In this tutorial, we will learn examples of computing correlations among all the numerical variables in a dataframe and visualize the correlation in multiple ways. We will use Corrr package from tidymodels to compute the correlation and visualize the correlation.
corrr is a package for exploring correlations in R. It focuses on creating and working with data frames of correlations (instead of matrices) that can be easily explored via corrr functions or by leveraging tools like those in the tidyverse.
Let us get started by loading the packages needed.
# install corrr if needed install.packages("corrr")
library(tidyverse) library(palmerpenguins) library(corrr)
We will use Palmer penguin dataset in this tutorial. Since we are mainly interested in computing correlations among the numerical variables, let us select the numerical columns for further analysis. We will also remove any rows with missing values for the sake of simplicity.
penguins <- penguins %>% drop_na() %>% select(-year) %>% select(where(is.numeric))
Our data for computing correlations looks like this.
penguins %>% head() ## # A tibble: 6 x 4 ## bill_length_mm bill_depth_mm flipper_length_mm body_mass_g ## <dbl> <dbl> <int> <int> ## 1 39.1 18.7 181 3750 ## 2 39.5 17.4 186 3800 ## 3 40.3 18 195 3250 ## 4 36.7 19.3 193 3450 ## 5 39.3 20.6 190 3650 ## 6 38.9 17.8 181 3625
Computing correlation with correlate
correlate() function is one of the key functions in corrr package that computes correlation on a dataframe. By default it uses Pearson correlation.
penguins_cor <- penguins %>% correlate() ## ## Correlation method: 'pearson' ## Missing treated using: 'pairwise.complete.obs'
correlate() function computes correlation for all the variables in the dataframe against with each other. We can see that we have nice symmetric tibble with correlation values.

* Given data *
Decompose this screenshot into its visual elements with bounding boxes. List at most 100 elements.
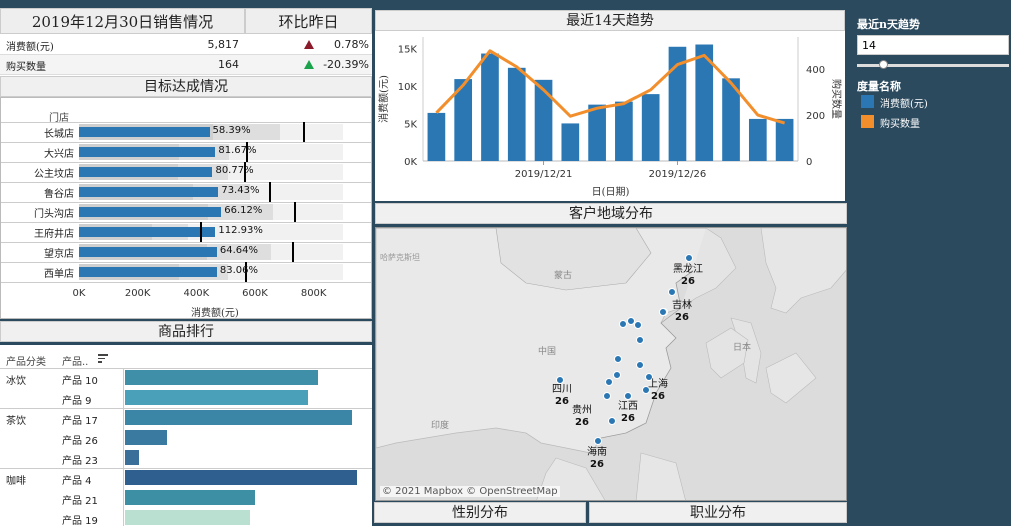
product-bar[interactable] bbox=[125, 470, 357, 485]
map-region-count: 26 bbox=[675, 312, 689, 323]
trend-bar[interactable] bbox=[668, 46, 687, 161]
trend-bar[interactable] bbox=[427, 112, 446, 161]
gender-title: 性别分布 bbox=[374, 502, 586, 523]
product-category-name: 茶饮 bbox=[6, 416, 26, 427]
trend-date-label: 2019/12/26 bbox=[649, 169, 707, 180]
map-point[interactable] bbox=[619, 320, 627, 328]
goal-row bbox=[1, 262, 371, 282]
map-region-name: 贵州 bbox=[572, 405, 592, 416]
map-region-name: 四川 bbox=[552, 384, 572, 395]
trend-bar[interactable] bbox=[641, 94, 660, 161]
map-point[interactable] bbox=[608, 417, 616, 425]
trend-bar[interactable] bbox=[454, 79, 473, 161]
trend-bar[interactable] bbox=[481, 53, 499, 161]
trend-bar[interactable] bbox=[775, 118, 794, 161]
goal-bar[interactable] bbox=[79, 227, 216, 237]
map-point[interactable] bbox=[668, 288, 676, 296]
goal-target-line bbox=[244, 162, 247, 182]
goal-target-line bbox=[245, 262, 248, 282]
product-ranking-panel: 产品分类 产品.. 冰饮 产品 10 产品 9 茶饮 产品 17 产品 26 产品 23 咖啡… bbox=[0, 345, 372, 526]
map-point[interactable] bbox=[603, 392, 611, 400]
goal-pct-label: 58.39% bbox=[212, 125, 251, 136]
map-region-label: 上海 26 bbox=[648, 379, 668, 403]
goal-target-line bbox=[268, 182, 271, 202]
product-bar[interactable] bbox=[125, 450, 139, 465]
days-input[interactable] bbox=[857, 35, 1009, 55]
map-region-name: 吉林 bbox=[672, 300, 692, 311]
product-bar[interactable] bbox=[125, 510, 251, 525]
region-map-panel[interactable]: 哈萨克斯坦 蒙古 中国 印度 日本 黑龙江 26 吉林 26 四川 26 贵州 26 江西 26 上… bbox=[375, 227, 847, 501]
map-credit[interactable]: © 2021 Mapbox © OpenStreetMap bbox=[380, 486, 560, 497]
trend-bar[interactable] bbox=[615, 101, 633, 161]
product-bar[interactable] bbox=[125, 490, 255, 505]
trend-bar[interactable] bbox=[507, 67, 526, 161]
goal-bar[interactable] bbox=[79, 147, 216, 157]
map-point[interactable] bbox=[556, 376, 564, 384]
days-slider-thumb[interactable] bbox=[878, 60, 888, 69]
store-name: 望京店 bbox=[44, 249, 74, 260]
map-point[interactable] bbox=[614, 355, 622, 363]
map-label-kazakhstan: 哈萨克斯坦 bbox=[380, 253, 420, 262]
goal-pct-label: 66.12% bbox=[224, 205, 263, 216]
map-label-india: 印度 bbox=[431, 421, 450, 431]
map-point[interactable] bbox=[685, 254, 693, 262]
store-name: 鲁谷店 bbox=[44, 189, 74, 200]
trend-bar[interactable] bbox=[588, 104, 606, 161]
goal-bar[interactable] bbox=[79, 247, 217, 257]
goal-bar[interactable] bbox=[79, 187, 219, 197]
summary-row bbox=[0, 55, 372, 75]
trend-title: 最近14天趋势 bbox=[375, 10, 845, 31]
trend-bar[interactable] bbox=[561, 123, 580, 161]
map-point[interactable] bbox=[636, 361, 644, 369]
map-region-label: 江西 26 bbox=[618, 401, 638, 425]
product-category-name: 咖啡 bbox=[6, 476, 26, 487]
goal-row bbox=[1, 182, 371, 202]
days-slider-track[interactable] bbox=[857, 64, 1009, 67]
trend-left-tick: 15K bbox=[398, 44, 418, 55]
goal-tick-label: 0K bbox=[72, 288, 86, 299]
product-bar[interactable] bbox=[125, 430, 167, 445]
legend-swatch[interactable] bbox=[861, 95, 874, 108]
store-name: 王府井店 bbox=[34, 229, 74, 240]
map-point[interactable] bbox=[634, 321, 642, 329]
map-region-count: 26 bbox=[651, 391, 665, 402]
map-point[interactable] bbox=[594, 437, 602, 445]
trend-right-tick: 0 bbox=[806, 157, 812, 168]
goal-tick-label: 600K bbox=[242, 288, 268, 299]
legend-swatch[interactable] bbox=[861, 115, 874, 128]
trend-bar[interactable] bbox=[695, 44, 714, 161]
goal-title: 目标达成情况 bbox=[0, 76, 372, 97]
map-point[interactable] bbox=[636, 336, 644, 344]
trend-bar[interactable] bbox=[748, 118, 767, 161]
trend-bar[interactable] bbox=[534, 79, 553, 161]
map-point[interactable] bbox=[642, 386, 650, 394]
legend-label[interactable]: 消费额(元) bbox=[880, 99, 928, 110]
map-point[interactable] bbox=[659, 308, 667, 316]
trend-left-tick: 10K bbox=[398, 82, 418, 93]
goal-bar[interactable] bbox=[79, 127, 210, 137]
goal-chart-panel: 门店 长城店 58.39% 大兴店 81.67% 公主坟店 80.77% 鲁谷店 73.43%… bbox=[0, 97, 372, 319]
trend-bar[interactable] bbox=[722, 78, 740, 161]
goal-bar[interactable] bbox=[79, 167, 213, 177]
map-point[interactable] bbox=[624, 392, 632, 400]
map-point[interactable] bbox=[645, 373, 653, 381]
trend-line bbox=[435, 49, 786, 125]
map-label-mongolia: 蒙古 bbox=[554, 271, 573, 281]
product-bar[interactable] bbox=[125, 370, 318, 385]
sidebar: 最近n天趋势 度量名称 消费额(元) 购买数量 bbox=[851, 8, 1011, 148]
store-name: 西单店 bbox=[44, 269, 74, 280]
sort-icon[interactable] bbox=[98, 353, 108, 363]
product-name: 产品 17 bbox=[62, 416, 98, 427]
product-bar[interactable] bbox=[125, 410, 353, 425]
product-bar[interactable] bbox=[125, 390, 309, 405]
goal-tick-label: 800K bbox=[300, 288, 327, 299]
legend-label[interactable]: 购买数量 bbox=[880, 119, 920, 130]
goal-row bbox=[1, 242, 371, 262]
map-region-label: 吉林 26 bbox=[672, 300, 692, 324]
summary-label: 购买数量 bbox=[6, 62, 46, 73]
goal-bar[interactable] bbox=[79, 267, 217, 277]
goal-bar[interactable] bbox=[79, 207, 222, 217]
map-point[interactable] bbox=[613, 371, 621, 379]
map-point[interactable] bbox=[605, 378, 613, 386]
goal-pct-label: 83.06% bbox=[219, 265, 258, 276]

* Problems *
1 – Please reproduce, without any changes, the passage of the correlation tutorial that begins at the words "corrr is a package" and stops after "select(-year) %>% select(where(is.numeric))".
2 – Summarize the correlation tutorial in two sentences.

* Results for each task *
1 –
corrr is a package for exploring correlations in R. It focuses on creating and working with data frames of correlations (instead of matrices) that can be easily explored via corrr functions or by leveraging tools like those in the tidyverse.
Let us get started by loading the packages needed.
# install corrr if needed install.packages("corrr")
library(tidyverse) library(palmerpenguins) library(corrr)
We will use Palmer penguin dataset in this tutorial. Since we are mainly interested in computing correlations among the numerical variables, let us select the numerical columns for further analysis. We will also remove any rows with missing values for the sake of simplicity.
penguins <- penguins %>% drop_na() %>% select(-year) %>% select(where(is.numeric))

2 – The tutorial uses the corrr package, which works with data frames of correlations rather than matrices, to compute and visualize correlations among the numerical variables of the Palmer penguin dataset after removing rows with missing values and the year column. Its correlate() function uses Pearson correlation by default and computes correlations for every variable against the others, producing a symmetric tibble of correlation values.